start Data for this task
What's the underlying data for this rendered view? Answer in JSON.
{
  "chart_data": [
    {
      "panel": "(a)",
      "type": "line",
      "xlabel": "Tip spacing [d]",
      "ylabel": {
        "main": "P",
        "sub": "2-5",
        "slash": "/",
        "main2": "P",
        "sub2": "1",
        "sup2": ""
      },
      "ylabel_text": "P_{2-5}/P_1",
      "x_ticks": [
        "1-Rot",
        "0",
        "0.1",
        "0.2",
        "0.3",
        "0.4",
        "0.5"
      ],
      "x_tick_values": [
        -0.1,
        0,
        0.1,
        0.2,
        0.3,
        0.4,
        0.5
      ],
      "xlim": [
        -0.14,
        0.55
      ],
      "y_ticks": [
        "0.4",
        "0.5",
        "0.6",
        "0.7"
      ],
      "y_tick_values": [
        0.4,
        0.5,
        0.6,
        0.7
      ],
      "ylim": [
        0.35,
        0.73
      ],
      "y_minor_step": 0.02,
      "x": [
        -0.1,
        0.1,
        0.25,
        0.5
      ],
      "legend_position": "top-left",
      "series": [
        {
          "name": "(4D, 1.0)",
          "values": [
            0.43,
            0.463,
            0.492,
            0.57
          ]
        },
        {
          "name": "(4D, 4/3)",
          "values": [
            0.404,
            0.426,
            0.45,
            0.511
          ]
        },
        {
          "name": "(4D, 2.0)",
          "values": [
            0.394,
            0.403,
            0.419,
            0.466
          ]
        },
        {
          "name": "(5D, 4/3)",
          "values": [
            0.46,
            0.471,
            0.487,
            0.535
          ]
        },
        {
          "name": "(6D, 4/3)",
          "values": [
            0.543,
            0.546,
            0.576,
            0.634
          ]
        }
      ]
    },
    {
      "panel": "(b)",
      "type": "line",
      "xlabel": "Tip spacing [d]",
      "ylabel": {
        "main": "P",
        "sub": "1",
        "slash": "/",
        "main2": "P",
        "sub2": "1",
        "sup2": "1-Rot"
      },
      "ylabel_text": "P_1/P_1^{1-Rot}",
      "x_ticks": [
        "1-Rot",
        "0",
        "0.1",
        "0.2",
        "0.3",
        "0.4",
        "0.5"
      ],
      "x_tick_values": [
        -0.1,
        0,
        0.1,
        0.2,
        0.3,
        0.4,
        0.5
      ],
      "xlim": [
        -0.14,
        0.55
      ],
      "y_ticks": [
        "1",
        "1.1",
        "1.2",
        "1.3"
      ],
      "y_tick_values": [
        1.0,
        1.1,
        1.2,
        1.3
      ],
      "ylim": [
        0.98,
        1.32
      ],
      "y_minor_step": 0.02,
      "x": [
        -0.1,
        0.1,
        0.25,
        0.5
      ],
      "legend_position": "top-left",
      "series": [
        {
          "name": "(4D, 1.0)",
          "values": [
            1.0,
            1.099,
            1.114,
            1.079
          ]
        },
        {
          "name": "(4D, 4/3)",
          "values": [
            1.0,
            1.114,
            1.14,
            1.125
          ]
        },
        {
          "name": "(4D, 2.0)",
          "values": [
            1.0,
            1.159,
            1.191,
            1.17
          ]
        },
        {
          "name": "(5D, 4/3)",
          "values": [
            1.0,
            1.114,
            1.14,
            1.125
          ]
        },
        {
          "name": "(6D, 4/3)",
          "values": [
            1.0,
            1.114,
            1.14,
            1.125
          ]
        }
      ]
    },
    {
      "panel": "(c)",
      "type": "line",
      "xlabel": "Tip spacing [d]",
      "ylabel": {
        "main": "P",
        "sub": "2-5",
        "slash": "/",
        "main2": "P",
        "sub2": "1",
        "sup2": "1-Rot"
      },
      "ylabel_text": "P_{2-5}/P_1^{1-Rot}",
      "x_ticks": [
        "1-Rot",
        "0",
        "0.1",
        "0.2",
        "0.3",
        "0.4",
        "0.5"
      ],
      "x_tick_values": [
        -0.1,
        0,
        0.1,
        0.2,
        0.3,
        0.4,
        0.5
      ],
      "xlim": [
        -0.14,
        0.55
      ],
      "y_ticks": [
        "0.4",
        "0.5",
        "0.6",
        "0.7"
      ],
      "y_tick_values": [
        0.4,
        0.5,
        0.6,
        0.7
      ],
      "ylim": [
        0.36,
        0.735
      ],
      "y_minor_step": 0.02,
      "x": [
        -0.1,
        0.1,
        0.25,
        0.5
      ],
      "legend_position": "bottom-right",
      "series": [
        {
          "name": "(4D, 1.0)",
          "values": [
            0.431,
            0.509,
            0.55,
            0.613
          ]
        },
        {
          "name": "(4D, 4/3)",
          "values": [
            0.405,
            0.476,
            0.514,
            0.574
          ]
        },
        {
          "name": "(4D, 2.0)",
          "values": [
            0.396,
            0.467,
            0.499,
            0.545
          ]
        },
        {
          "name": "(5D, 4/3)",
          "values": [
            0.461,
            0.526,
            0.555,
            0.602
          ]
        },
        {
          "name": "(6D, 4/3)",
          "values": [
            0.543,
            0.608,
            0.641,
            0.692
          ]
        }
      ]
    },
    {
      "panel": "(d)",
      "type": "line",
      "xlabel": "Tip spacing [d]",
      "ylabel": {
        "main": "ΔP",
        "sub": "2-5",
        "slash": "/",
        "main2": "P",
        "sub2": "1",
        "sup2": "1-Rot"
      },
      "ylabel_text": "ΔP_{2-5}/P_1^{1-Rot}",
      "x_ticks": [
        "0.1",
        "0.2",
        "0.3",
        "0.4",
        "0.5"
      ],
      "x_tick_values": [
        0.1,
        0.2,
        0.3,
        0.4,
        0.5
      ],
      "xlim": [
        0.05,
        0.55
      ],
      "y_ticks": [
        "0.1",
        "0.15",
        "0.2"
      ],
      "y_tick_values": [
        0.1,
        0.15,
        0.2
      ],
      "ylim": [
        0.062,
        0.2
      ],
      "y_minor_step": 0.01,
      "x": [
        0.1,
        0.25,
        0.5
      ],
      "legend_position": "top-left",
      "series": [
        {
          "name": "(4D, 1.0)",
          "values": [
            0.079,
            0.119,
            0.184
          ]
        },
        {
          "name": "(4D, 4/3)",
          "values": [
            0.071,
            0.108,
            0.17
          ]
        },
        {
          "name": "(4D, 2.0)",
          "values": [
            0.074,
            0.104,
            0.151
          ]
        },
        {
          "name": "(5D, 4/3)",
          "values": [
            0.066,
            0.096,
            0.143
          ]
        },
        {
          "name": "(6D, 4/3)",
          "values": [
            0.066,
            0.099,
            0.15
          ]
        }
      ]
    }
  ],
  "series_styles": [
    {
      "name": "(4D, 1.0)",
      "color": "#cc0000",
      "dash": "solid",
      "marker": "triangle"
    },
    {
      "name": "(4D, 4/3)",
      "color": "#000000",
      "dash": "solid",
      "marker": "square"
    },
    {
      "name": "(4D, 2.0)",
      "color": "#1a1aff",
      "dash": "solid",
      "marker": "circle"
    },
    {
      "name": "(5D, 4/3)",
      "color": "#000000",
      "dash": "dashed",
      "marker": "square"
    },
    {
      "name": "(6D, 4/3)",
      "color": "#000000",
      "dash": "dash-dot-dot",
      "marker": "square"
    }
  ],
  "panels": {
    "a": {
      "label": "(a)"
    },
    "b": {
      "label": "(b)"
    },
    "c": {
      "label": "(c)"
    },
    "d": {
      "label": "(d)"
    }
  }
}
end Data for this task
> _Work to do_
Return the full listing, character for character.

> _Output for this task_
What's the underlying data for this rendered view? Answer in JSON.
{
  "chart_data": [
    {
      "panel": "(a)",
      "type": "line",
      "xlabel": "Tip spacing [d]",
      "ylabel": {
        "main": "P",
        "sub": "2-5",
        "slash": "/",
        "main2": "P",
        "sub2": "1",
        "sup2": ""
      },
      "ylabel_text": "P_{2-5}/P_1",
      "x_ticks": [
        "1-Rot",
        "0",
        "0.1",
        "0.2",
        "0.3",
        "0.4",
        "0.5"
      ],
      "x_tick_values": [
        -0.1,
        0,
        0.1,
        0.2,
        0.3,
        0.4,
        0.5
      ],
      "xlim": [
        -0.14,
        0.55
      ],
      "y_ticks": [
        "0.4",
        "0.5",
        "0.6",
        "0.7"
      ],
      "y_tick_values": [
        0.4,
        0.5,
        0.6,
        0.7
      ],
      "ylim": [
        0.35,
        0.73
      ],
      "y_minor_step": 0.02,
      "x": [
        -0.1,
        0.1,
        0.25,
        0.5
      ],
      "legend_position": "top-left",
      "series": [
        {
          "name": "(4D, 1.0)",
          "values": [
            0.43,
            0.463,
            0.492,
            0.57
          ]
        },
        {
          "name": "(4D, 4/3)",
          "values": [
            0.404,
            0.426,
            0.45,
            0.511
          ]
        },
        {
          "name": "(4D, 2.0)",
          "values": [
            0.394,
            0.403,
            0.419,
            0.466
          ]
        },
        {
          "name": "(5D, 4/3)",
          "values": [
            0.46,
            0.471,
            0.487,
            0.535
          ]
        },
        {
          "name": "(6D, 4/3)",
          "values": [
            0.543,
            0.546,
            0.576,
            0.634
          ]
        }
      ]
    },
    {
      "panel": "(b)",
      "type": "line",
      "xlabel": "Tip spacing [d]",
      "ylabel": {
        "main": "P",
        "sub": "1",
        "slash": "/",
        "main2": "P",
        "sub2": "1",
        "sup2": "1-Rot"
      },
      "ylabel_text": "P_1/P_1^{1-Rot}",
      "x_ticks": [
        "1-Rot",
        "0",
        "0.1",
        "0.2",
        "0.3",
        "0.4",
        "0.5"
      ],
      "x_tick_values": [
        -0.1,
        0,
        0.1,
        0.2,
        0.3,
        0.4,
        0.5
      ],
      "xlim": [
        -0.14,
        0.55
      ],
      "y_ticks": [
        "1",
        "1.1",
        "1.2",
        "1.3"
      ],
      "y_tick_values": [
        1.0,
        1.1,
        1.2,
        1.3
      ],
      "ylim": [
        0.98,
        1.32
      ],
      "y_minor_step": 0.02,
      "x": [
        -0.1,
        0.1,
        0.25,
        0.5
      ],
      "legend_position": "top-left",
      "series": [
        {
          "name": "(4D, 1.0)",
          "values": [
            1.0,
            1.099,
            1.114,
            1.079
          ]
        },
        {
          "name": "(4D, 4/3)",
          "values": [
            1.0,
            1.114,
            1.14,
            1.125
          ]
        },
        {
          "name": "(4D, 2.0)",
          "values": [
            1.0,
            1.159,
            1.191,
            1.17
          ]
        },
        {
          "name": "(5D, 4/3)",
          "values": [
            1.0,
            1.114,
            1.14,
            1.125
          ]
        },
        {
          "name": "(6D, 4/3)",
          "values": [
            1.0,
            1.114,
            1.14,
            1.125
          ]
        }
      ]
    },
    {
      "panel": "(c)",
      "type": "line",
      "xlabel": "Tip spacing [d]",
      "ylabel": {
        "main": "P",
        "sub": "2-5",
        "slash": "/",
        "main2": "P",
        "sub2": "1",
        "sup2": "1-Rot"
      },
      "ylabel_text": "P_{2-5}/P_1^{1-Rot}",
      "x_ticks": [
        "1-Rot",
        "0",
        "0.1",
        "0.2",
        "0.3",
        "0.4",
        "0.5"
      ],
      "x_tick_values": [
        -0.1,
        0,
        0.1,
        0.2,
        0.3,
        0.4,
        0.5
      ],
      "xlim": [
        -0.14,
        0.55
      ],
      "y_ticks": [
        "0.4",
        "0.5",
        "0.6",
        "0.7"
      ],
      "y_tick_values": [
        0.4,
        0.5,
        0.6,
        0.7
      ],
      "ylim": [
        0.36,
        0.735
      ],
      "y_minor_step": 0.02,
      "x": [
        -0.1,
        0.1,
        0.25,
        0.5
      ],
      "legend_position": "bottom-right",
      "series": [
        {
          "name": "(4D, 1.0)",
          "values": [
            0.431,
            0.509,
            0.55,
            0.613
          ]
        },
        {
          "name": "(4D, 4/3)",
          "values": [
            0.405,
            0.476,
            0.514,
            0.574
          ]
        },
        {
          "name": "(4D, 2.0)",
          "values": [
            0.396,
            0.467,
            0.499,
            0.545
          ]
        },
        {
          "name": "(5D, 4/3)",
          "values": [
            0.461,
            0.526,
            0.555,
            0.602
          ]
        },
        {
          "name": "(6D, 4/3)",
          "values": [
            0.543,
            0.608,
            0.641,
            0.692
          ]
        }
      ]
    },
    {
      "panel": "(d)",
      "type": "line",
      "xlabel": "Tip spacing [d]",
      "ylabel": {
        "main": "ΔP",
        "sub": "2-5",
        "slash": "/",
        "main2": "P",
        "sub2": "1",
        "sup2": "1-Rot"
      },
      "ylabel_text": "ΔP_{2-5}/P_1^{1-Rot}",
      "x_ticks": [
        "0.1",
        "0.2",
        "0.3",
        "0.4",
        "0.5"
      ],
      "x_tick_values": [
        0.1,
        0.2,
        0.3,
        0.4,
        0.5
      ],
      "xlim": [
        0.05,
        0.55
      ],
      "y_ticks": [
        "0.1",
        "0.15",
        "0.2"
      ],
      "y_tick_values": [
        0.1,
        0.15,
        0.2
      ],
      "ylim": [
        0.062,
        0.2
      ],
      "y_minor_step": 0.01,
      "x": [
        0.1,
        0.25,
        0.5
      ],
      "legend_position": "top-left",
      "series": [
        {
          "name": "(4D, 1.0)",
          "values": [
            0.079,
            0.119,
            0.184
          ]
        },
        {
          "name": "(4D, 4/3)",
          "values": [
            0.071,
            0.108,
            0.17
          ]
        },
        {
          "name": "(4D, 2.0)",
          "values": [
            0.074,
            0.104,
            0.151
          ]
        },
        {
          "name": "(5D, 4/3)",
          "values": [
            0.066,
            0.096,
            0.143
          ]
        },
        {
          "name": "(6D, 4/3)",
          "values": [
            0.066,
            0.099,
            0.15
          ]
        }
      ]
    }
  ],
  "series_styles": [
    {
      "name": "(4D, 1.0)",
      "color": "#cc0000",
      "dash": "solid",
      "marker": "triangle"
    },
    {
      "name": "(4D, 4/3)",
      "color": "#000000",
      "dash": "solid",
      "marker": "square"
    },
    {
      "name": "(4D, 2.0)",
      "color": "#1a1aff",
      "dash": "solid",
      "marker": "circle"
    },
    {
      "name": "(5D, 4/3)",
      "color": "#000000",
      "dash": "dashed",
      "marker": "square"
    },
    {
      "name": "(6D, 4/3)",
      "color": "#000000",
      "dash": "dash-dot-dot",
      "marker": "square"
    }
  ],
  "panels": {
    "a": {
      "label": "(a)"
    },
    "b": {
      "label": "(b)"
    },
    "c": {
      "label": "(c)"
    },
    "d": {
      "label": "(d)"
    }
  }
}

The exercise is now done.